(Items from a dataset):
** Begin **
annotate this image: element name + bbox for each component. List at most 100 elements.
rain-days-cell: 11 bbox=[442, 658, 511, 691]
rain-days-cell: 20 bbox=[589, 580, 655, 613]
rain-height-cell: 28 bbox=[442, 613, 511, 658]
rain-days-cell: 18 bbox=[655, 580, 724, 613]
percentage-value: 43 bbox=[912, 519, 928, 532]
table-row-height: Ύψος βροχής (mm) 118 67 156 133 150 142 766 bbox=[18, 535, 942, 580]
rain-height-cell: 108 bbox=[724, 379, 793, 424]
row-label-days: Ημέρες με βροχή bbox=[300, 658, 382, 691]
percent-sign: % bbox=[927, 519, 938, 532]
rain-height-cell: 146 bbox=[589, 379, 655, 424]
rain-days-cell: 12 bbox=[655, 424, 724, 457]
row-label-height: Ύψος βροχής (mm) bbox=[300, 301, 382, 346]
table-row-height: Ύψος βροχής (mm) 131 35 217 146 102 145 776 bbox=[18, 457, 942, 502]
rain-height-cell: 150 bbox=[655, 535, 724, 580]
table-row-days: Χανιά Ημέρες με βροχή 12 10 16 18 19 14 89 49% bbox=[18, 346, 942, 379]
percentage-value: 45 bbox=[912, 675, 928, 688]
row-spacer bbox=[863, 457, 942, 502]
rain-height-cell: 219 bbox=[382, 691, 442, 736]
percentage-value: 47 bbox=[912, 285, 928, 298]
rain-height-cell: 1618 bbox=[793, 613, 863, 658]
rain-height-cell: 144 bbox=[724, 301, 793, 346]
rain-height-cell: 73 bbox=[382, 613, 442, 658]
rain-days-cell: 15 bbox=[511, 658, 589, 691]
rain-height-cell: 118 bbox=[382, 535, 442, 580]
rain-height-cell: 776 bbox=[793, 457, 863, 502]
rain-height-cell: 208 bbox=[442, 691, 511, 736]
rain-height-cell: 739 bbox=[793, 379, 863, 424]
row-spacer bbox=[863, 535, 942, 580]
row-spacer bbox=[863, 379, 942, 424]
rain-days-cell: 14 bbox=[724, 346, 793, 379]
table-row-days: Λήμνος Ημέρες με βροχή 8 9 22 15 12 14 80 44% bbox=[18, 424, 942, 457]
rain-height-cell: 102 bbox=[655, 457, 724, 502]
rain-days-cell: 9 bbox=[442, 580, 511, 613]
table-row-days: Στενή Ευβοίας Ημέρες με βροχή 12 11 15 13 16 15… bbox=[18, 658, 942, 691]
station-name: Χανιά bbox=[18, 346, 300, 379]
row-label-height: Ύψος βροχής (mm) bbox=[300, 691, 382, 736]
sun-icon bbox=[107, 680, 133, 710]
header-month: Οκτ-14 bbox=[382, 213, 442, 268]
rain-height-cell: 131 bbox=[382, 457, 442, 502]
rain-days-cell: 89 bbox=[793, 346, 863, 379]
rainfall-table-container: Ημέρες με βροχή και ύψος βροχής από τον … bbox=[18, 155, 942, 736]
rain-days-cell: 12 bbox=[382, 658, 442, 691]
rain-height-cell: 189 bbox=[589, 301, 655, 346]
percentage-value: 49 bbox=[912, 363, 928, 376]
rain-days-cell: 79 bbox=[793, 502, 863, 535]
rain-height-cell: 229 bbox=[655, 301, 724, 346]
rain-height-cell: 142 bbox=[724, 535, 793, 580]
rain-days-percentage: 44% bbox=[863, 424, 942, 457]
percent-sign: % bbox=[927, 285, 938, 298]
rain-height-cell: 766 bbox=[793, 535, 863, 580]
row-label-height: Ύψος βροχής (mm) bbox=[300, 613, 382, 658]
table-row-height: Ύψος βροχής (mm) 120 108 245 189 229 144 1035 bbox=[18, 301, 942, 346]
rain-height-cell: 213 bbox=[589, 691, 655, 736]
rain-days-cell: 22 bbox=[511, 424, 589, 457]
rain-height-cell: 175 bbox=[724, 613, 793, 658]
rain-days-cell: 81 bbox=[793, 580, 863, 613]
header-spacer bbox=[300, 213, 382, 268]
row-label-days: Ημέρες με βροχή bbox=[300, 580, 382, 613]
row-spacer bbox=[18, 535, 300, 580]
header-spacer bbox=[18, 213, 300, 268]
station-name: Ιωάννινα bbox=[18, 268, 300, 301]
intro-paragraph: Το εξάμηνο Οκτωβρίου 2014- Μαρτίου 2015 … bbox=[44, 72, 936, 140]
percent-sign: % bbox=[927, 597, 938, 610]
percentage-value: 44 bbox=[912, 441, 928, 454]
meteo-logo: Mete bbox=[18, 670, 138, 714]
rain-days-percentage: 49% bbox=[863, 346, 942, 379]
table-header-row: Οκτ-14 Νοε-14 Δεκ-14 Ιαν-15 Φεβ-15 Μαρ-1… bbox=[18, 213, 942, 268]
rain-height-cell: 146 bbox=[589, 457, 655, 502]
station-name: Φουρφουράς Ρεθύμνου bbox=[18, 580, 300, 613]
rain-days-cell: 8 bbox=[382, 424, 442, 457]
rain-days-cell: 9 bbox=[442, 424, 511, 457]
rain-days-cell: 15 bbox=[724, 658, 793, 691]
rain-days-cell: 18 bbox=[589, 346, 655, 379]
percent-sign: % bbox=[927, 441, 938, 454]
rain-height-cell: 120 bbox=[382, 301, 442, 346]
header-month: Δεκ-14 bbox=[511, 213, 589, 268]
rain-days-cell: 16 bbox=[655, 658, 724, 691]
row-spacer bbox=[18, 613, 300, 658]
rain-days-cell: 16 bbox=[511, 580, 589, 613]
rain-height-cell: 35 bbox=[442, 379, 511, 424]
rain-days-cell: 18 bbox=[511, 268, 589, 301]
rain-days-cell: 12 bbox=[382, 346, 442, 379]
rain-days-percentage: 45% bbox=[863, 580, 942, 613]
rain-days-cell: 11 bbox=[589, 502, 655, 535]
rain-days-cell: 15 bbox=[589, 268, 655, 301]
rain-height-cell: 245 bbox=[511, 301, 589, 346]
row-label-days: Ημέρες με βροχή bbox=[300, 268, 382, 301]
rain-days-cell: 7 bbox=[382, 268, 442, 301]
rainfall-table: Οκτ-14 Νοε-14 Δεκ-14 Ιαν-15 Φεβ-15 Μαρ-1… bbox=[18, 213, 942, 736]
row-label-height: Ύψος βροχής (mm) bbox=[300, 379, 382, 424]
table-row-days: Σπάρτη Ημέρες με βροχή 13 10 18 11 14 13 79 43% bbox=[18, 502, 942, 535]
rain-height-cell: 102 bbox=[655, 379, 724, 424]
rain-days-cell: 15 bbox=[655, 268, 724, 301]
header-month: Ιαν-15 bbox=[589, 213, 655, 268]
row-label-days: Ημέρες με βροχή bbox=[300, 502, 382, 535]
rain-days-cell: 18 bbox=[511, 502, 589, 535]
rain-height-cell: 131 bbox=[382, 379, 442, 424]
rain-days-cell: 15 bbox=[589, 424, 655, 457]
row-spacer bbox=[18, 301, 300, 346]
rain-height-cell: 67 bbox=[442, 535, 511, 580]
** End **
Repeat the entries above exactly, covering the stretch from the start of the entries through the line containing "rain-height-cell: 150 bbox=[655, 535, 724, 580]".

(TASK ANSWER):
annotate this image: element name + bbox for each component. List at most 100 elements.
rain-days-cell: 11 bbox=[442, 658, 511, 691]
rain-days-cell: 20 bbox=[589, 580, 655, 613]
rain-height-cell: 28 bbox=[442, 613, 511, 658]
rain-days-cell: 18 bbox=[655, 580, 724, 613]
percentage-value: 43 bbox=[912, 519, 928, 532]
table-row-height: Ύψος βροχής (mm) 118 67 156 133 150 142 766 bbox=[18, 535, 942, 580]
rain-height-cell: 108 bbox=[724, 379, 793, 424]
row-label-days: Ημέρες με βροχή bbox=[300, 658, 382, 691]
percent-sign: % bbox=[927, 519, 938, 532]
rain-height-cell: 146 bbox=[589, 379, 655, 424]
rain-days-cell: 12 bbox=[655, 424, 724, 457]
row-label-height: Ύψος βροχής (mm) bbox=[300, 301, 382, 346]
table-row-height: Ύψος βροχής (mm) 131 35 217 146 102 145 776 bbox=[18, 457, 942, 502]
rain-height-cell: 150 bbox=[655, 535, 724, 580]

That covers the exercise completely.